» Region annotation entries:
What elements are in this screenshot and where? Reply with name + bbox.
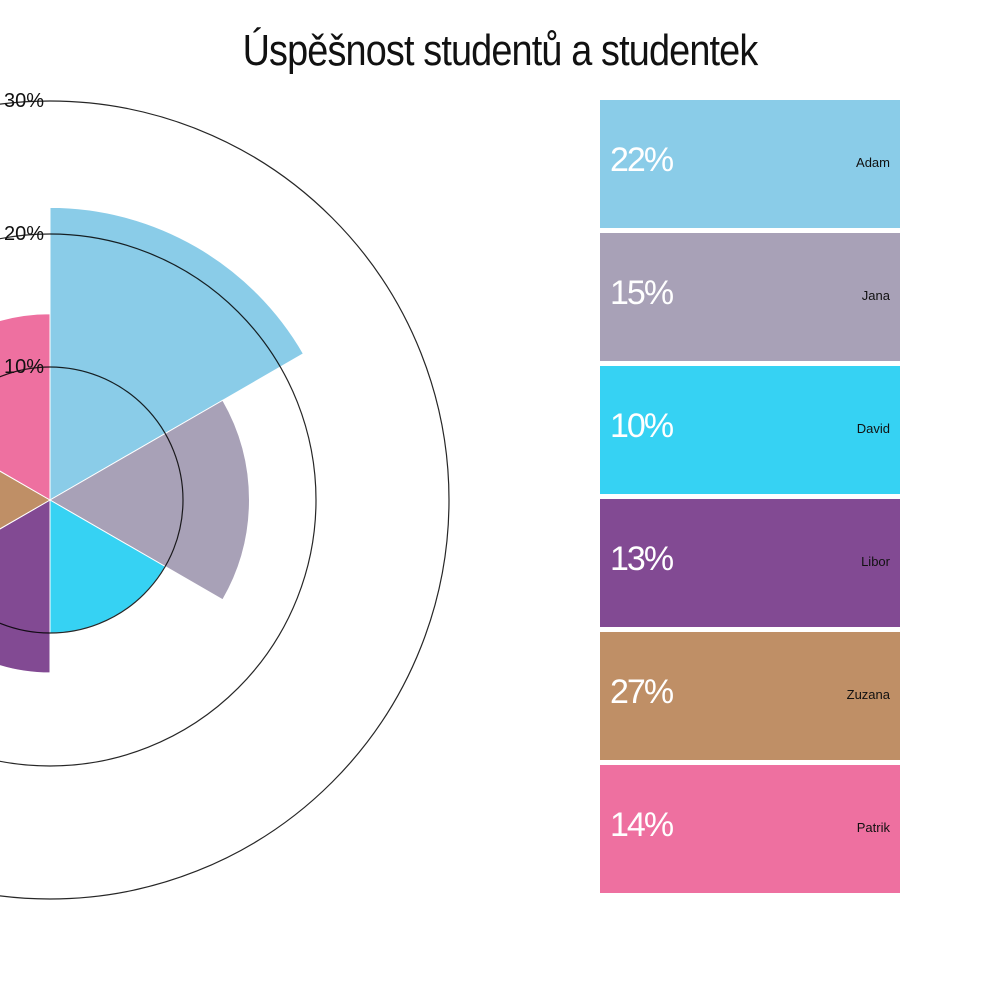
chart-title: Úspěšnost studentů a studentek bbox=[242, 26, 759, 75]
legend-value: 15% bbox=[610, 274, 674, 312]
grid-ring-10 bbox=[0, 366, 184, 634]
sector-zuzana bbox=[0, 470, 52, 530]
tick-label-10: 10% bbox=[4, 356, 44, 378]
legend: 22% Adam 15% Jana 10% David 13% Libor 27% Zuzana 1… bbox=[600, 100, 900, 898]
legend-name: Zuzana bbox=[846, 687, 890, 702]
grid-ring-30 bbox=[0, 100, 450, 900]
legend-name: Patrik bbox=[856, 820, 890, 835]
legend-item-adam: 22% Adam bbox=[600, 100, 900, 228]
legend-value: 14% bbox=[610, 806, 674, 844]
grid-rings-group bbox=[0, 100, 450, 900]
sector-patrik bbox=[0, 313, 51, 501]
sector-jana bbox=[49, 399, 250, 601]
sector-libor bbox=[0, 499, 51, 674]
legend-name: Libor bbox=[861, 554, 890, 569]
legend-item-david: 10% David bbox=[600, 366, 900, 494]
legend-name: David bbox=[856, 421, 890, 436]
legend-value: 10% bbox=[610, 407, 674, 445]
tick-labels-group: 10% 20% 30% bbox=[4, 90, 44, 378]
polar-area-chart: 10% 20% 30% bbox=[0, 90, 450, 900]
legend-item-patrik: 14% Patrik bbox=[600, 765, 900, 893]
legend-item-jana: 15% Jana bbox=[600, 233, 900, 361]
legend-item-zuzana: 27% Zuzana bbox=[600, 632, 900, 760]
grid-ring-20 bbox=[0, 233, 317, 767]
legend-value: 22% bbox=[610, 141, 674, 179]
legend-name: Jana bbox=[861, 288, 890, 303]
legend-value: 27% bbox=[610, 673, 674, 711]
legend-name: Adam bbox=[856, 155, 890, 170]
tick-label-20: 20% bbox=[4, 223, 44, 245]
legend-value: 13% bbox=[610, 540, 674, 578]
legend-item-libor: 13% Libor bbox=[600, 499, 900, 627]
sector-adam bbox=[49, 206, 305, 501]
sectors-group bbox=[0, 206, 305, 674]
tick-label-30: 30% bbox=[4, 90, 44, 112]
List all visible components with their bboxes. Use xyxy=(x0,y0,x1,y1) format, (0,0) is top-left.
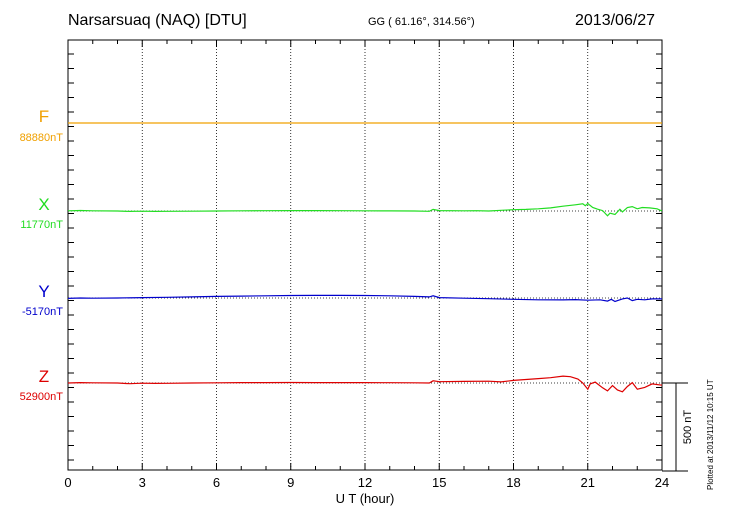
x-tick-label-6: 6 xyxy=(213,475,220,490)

» AIM: Reproduce every entry above word for word, leaving out the pictures.

» WRITTEN RESPONSE:
What elements are in this screenshot and where? Reply with name + bbox.
chart-title: Úspěšnost studentů a studentek bbox=[242, 26, 759, 75]
legend-value: 15% bbox=[610, 274, 674, 312]
grid-ring-10 bbox=[0, 366, 184, 634]
sector-zuzana bbox=[0, 470, 52, 530]
tick-label-10: 10% bbox=[4, 356, 44, 378]
legend: 22% Adam 15% Jana 10% David 13% Libor 27% Zuzana 1… bbox=[600, 100, 900, 898]
legend-name: Zuzana bbox=[846, 687, 890, 702]
grid-ring-30 bbox=[0, 100, 450, 900]
legend-name: Patrik bbox=[856, 820, 890, 835]
legend-item-adam: 22% Adam bbox=[600, 100, 900, 228]
legend-value: 14% bbox=[610, 806, 674, 844]
grid-rings-group bbox=[0, 100, 450, 900]
sector-patrik bbox=[0, 313, 51, 501]
sector-jana bbox=[49, 399, 250, 601]
sector-libor bbox=[0, 499, 51, 674]
legend-name: Libor bbox=[861, 554, 890, 569]
legend-item-david: 10% David bbox=[600, 366, 900, 494]
legend-name: David bbox=[856, 421, 890, 436]
legend-value: 10% bbox=[610, 407, 674, 445]
tick-labels-group: 10% 20% 30% bbox=[4, 90, 44, 378]
polar-area-chart: 10% 20% 30% bbox=[0, 90, 450, 900]
legend-item-patrik: 14% Patrik bbox=[600, 765, 900, 893]
legend-item-jana: 15% Jana bbox=[600, 233, 900, 361]
legend-item-zuzana: 27% Zuzana bbox=[600, 632, 900, 760]
grid-ring-20 bbox=[0, 233, 317, 767]
legend-value: 22% bbox=[610, 141, 674, 179]
legend-name: Jana bbox=[861, 288, 890, 303]
legend-value: 27% bbox=[610, 673, 674, 711]
legend-name: Adam bbox=[856, 155, 890, 170]
tick-label-20: 20% bbox=[4, 223, 44, 245]
legend-value: 13% bbox=[610, 540, 674, 578]
legend-item-libor: 13% Libor bbox=[600, 499, 900, 627]
sector-adam bbox=[49, 206, 305, 501]
sectors-group bbox=[0, 206, 305, 674]
tick-label-30: 30% bbox=[4, 90, 44, 112]
List all visible components with their bboxes. Use xyxy=(x0,y0,x1,y1) format, (0,0) is top-left.
x-tick-label-6: 6 xyxy=(213,475,220,490)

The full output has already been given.